Written exercise:
From the listing below, return each line that includes "resources".

Materials provided:
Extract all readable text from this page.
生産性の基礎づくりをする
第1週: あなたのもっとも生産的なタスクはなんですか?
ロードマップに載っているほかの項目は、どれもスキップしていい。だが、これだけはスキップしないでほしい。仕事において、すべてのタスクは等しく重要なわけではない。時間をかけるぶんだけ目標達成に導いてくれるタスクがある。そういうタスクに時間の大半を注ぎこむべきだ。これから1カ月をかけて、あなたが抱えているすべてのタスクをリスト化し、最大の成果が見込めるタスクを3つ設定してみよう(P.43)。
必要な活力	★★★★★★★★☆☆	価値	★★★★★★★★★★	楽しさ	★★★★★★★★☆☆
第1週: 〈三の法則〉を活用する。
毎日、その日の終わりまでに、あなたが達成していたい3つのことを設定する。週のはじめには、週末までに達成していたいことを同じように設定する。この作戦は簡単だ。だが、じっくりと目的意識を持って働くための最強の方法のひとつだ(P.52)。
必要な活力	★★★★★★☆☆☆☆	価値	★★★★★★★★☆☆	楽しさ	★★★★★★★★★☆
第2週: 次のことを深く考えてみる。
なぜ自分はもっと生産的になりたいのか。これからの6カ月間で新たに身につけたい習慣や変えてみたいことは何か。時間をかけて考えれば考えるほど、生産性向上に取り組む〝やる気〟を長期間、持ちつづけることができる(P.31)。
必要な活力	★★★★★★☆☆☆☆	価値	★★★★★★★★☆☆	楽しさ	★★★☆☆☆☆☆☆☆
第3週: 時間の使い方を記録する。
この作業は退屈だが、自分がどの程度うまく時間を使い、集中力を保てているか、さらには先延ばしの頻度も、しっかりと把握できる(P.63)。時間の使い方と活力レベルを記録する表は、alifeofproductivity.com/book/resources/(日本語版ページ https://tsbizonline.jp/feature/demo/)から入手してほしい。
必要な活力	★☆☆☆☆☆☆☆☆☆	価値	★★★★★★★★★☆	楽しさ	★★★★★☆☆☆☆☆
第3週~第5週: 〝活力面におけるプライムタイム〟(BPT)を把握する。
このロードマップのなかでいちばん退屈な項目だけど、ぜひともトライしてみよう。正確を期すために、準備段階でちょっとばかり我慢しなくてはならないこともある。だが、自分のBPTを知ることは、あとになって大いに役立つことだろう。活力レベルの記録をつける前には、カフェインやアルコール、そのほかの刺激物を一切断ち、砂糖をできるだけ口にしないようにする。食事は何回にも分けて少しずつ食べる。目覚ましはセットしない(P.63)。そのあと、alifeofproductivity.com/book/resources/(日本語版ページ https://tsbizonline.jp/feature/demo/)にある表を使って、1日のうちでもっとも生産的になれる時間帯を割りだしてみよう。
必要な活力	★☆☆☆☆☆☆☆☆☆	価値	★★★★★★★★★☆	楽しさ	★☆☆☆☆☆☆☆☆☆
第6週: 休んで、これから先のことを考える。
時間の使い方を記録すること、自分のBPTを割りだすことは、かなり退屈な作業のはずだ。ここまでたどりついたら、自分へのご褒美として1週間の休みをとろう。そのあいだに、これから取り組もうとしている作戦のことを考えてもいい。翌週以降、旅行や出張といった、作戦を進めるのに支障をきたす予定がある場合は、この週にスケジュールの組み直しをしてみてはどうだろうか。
...
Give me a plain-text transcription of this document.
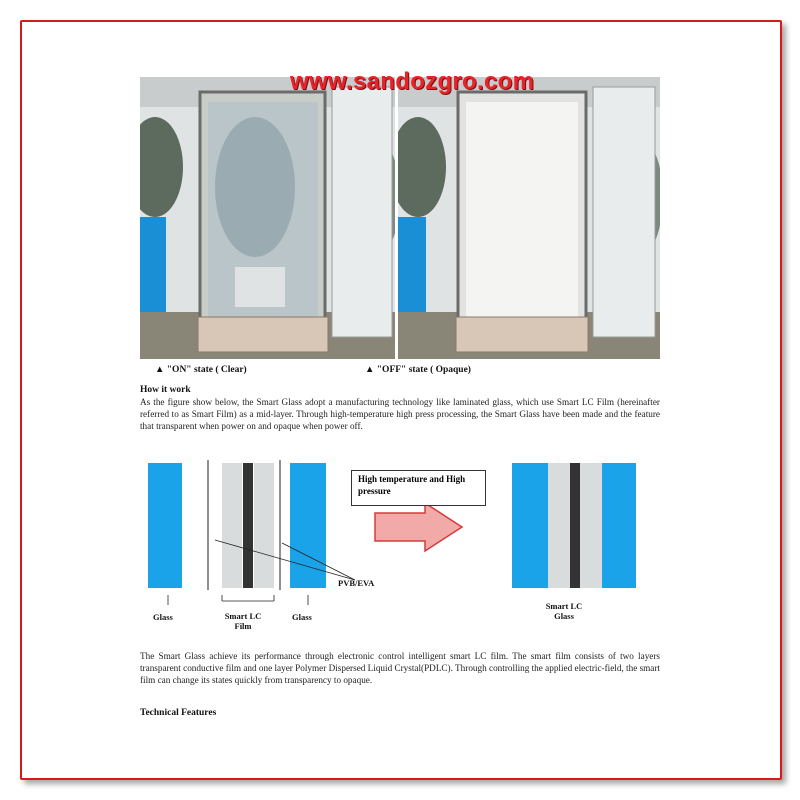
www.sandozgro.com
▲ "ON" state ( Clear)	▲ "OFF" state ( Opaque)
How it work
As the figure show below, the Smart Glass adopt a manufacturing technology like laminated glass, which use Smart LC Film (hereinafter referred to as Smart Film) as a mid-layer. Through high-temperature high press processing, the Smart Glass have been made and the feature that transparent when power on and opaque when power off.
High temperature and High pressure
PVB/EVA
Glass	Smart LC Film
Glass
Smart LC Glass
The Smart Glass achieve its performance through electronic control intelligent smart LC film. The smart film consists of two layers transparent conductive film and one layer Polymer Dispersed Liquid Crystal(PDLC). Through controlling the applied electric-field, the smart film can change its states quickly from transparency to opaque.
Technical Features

Result for this task:
この作業は退屈だが、自分がどの程度うまく時間を使い、集中力を保てているか、さらには先延ばしの頻度も、しっかりと把握できる(P.63)。時間の使い方と活力レベルを記録する表は、alifeofproductivity.com/book/resources/(日本語版ページ https://tsbizonline.jp/feature/demo/)から入手してほしい。
このロードマップのなかでいちばん退屈な項目だけど、ぜひともトライしてみよう。正確を期すために、準備段階でちょっとばかり我慢しなくてはならないこともある。だが、自分のBPTを知ることは、あとになって大いに役立つことだろう。活力レベルの記録をつける前には、カフェインやアルコール、そのほかの刺激物を一切断ち、砂糖をできるだけ口にしないようにする。食事は何回にも分けて少しずつ食べる。目覚ましはセットしない(P.63)。そのあと、alifeofproductivity.com/book/resources/(日本語版ページ https://tsbizonline.jp/feature/demo/)にある表を使って、1日のうちでもっとも生産的になれる時間帯を割りだしてみよう。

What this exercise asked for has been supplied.